[Raw records]
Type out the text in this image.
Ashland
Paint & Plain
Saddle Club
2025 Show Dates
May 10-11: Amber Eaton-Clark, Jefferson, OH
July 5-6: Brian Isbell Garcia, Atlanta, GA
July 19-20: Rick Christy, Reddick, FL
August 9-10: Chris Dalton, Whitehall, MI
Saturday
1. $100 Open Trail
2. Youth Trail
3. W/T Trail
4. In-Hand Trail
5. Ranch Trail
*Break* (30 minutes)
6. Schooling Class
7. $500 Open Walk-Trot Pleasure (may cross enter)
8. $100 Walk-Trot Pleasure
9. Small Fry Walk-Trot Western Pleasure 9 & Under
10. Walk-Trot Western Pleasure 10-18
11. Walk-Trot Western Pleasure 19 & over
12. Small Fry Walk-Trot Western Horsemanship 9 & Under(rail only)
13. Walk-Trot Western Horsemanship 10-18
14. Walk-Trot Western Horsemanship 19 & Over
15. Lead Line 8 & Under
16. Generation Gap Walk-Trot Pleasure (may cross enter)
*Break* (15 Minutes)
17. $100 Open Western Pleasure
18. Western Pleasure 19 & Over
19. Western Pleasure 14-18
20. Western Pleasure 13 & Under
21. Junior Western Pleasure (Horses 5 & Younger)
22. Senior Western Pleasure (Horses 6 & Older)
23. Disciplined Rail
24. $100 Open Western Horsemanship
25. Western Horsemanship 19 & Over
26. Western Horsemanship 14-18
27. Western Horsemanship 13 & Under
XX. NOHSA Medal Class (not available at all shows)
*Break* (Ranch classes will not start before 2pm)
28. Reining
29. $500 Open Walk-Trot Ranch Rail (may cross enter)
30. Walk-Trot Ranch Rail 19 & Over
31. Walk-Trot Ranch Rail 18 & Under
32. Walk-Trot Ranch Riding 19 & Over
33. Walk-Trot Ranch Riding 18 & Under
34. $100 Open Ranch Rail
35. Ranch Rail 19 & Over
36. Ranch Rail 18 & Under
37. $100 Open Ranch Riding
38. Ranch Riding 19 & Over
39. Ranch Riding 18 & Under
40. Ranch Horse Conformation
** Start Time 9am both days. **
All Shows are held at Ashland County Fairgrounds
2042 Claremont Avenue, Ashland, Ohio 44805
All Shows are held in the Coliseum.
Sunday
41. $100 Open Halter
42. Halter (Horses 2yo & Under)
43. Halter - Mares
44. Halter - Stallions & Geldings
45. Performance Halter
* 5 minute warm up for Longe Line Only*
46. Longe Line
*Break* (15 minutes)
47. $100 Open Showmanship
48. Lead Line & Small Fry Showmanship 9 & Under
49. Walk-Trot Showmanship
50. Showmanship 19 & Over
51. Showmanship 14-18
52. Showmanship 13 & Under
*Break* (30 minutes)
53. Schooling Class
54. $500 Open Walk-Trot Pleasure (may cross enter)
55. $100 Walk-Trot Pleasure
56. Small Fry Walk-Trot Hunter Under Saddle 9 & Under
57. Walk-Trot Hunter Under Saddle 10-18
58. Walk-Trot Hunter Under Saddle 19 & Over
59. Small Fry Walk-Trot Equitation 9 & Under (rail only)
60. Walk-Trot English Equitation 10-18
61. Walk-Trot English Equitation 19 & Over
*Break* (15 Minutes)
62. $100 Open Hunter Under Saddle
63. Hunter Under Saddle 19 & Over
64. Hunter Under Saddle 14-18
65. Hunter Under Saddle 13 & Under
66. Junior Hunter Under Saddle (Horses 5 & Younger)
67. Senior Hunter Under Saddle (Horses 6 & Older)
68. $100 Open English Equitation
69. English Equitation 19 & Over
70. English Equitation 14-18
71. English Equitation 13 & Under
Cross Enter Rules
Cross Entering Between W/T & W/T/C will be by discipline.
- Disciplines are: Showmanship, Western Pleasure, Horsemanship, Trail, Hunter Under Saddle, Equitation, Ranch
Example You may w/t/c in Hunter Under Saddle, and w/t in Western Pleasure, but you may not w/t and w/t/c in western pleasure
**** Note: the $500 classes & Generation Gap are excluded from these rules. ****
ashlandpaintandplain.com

◆ **Task goal**: Which lines contain the word "Senior"? Copy each one.

◆ **Result for this task**:
22. Senior Western Pleasure (Horses 6 & Older)
67. Senior Hunter Under Saddle (Horses 6 & Older)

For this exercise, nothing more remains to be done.